======== PROVIDED RECORDS

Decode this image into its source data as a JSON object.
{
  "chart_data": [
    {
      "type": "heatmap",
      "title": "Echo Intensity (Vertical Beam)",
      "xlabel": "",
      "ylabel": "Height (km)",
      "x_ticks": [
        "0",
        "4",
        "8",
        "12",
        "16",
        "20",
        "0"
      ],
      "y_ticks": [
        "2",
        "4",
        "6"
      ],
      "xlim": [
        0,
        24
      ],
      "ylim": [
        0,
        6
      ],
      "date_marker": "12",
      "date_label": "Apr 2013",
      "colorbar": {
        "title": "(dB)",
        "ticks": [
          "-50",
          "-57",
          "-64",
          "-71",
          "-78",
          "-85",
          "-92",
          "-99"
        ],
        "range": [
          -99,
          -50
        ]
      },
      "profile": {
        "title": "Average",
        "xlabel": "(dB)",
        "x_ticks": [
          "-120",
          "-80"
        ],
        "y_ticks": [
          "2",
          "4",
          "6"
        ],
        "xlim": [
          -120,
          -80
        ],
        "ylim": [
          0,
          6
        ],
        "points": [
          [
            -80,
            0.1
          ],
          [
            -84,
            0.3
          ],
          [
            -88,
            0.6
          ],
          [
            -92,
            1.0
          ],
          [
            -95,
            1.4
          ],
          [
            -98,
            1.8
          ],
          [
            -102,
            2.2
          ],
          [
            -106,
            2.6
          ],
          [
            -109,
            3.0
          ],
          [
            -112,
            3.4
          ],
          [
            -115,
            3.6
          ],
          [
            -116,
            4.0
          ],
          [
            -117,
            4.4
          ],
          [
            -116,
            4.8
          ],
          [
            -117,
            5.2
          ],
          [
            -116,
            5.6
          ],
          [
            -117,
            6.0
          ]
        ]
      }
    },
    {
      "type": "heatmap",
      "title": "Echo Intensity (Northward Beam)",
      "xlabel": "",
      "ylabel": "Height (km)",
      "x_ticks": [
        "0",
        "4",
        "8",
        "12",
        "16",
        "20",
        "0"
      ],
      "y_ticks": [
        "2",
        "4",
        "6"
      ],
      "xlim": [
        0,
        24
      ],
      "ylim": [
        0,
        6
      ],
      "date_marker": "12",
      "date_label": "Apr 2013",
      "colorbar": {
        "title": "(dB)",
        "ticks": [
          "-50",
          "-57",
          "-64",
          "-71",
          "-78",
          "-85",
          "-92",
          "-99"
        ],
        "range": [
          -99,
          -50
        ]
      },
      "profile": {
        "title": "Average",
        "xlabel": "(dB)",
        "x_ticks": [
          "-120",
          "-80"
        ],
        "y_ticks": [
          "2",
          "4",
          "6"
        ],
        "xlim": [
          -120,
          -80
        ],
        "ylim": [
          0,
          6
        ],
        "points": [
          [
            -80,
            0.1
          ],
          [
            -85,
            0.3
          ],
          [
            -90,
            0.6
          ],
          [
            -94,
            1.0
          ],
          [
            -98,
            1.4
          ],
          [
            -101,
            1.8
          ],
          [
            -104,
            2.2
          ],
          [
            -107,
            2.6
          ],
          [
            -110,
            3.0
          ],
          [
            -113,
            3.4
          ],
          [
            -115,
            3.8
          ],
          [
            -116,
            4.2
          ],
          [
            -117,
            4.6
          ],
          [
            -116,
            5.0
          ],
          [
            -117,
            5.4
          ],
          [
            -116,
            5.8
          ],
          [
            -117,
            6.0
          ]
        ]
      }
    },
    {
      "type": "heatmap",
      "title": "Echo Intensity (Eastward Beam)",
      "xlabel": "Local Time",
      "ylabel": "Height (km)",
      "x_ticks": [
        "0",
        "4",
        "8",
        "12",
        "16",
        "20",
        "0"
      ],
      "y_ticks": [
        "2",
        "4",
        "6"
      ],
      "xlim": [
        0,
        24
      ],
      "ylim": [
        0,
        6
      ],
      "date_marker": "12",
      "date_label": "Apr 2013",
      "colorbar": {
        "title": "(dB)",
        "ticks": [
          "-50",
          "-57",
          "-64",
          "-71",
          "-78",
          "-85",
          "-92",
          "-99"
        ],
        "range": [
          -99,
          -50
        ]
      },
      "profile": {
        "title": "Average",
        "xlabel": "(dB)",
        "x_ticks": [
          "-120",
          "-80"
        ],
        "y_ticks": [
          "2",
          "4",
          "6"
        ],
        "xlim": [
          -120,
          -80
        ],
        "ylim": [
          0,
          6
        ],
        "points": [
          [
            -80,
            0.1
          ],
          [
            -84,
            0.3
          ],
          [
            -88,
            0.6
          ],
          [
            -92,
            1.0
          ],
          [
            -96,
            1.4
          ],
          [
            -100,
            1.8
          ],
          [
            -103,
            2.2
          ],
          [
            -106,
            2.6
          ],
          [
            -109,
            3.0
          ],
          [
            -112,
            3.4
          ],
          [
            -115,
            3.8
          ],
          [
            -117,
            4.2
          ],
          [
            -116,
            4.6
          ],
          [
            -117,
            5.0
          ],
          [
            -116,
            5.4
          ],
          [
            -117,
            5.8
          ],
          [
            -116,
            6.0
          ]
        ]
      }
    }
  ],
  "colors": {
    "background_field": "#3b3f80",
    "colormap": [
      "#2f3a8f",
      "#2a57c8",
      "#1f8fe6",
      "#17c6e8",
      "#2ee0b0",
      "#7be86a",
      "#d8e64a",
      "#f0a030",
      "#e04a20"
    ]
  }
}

================

◆ INSTRUCTIONS FOR THE TASK: Each line above that includes "Intensity" should be shown.

◆ WRITTEN ANSWER:
      "title": "Echo Intensity (Vertical Beam)",
      "title": "Echo Intensity (Northward Beam)",
      "title": "Echo Intensity (Eastward Beam)",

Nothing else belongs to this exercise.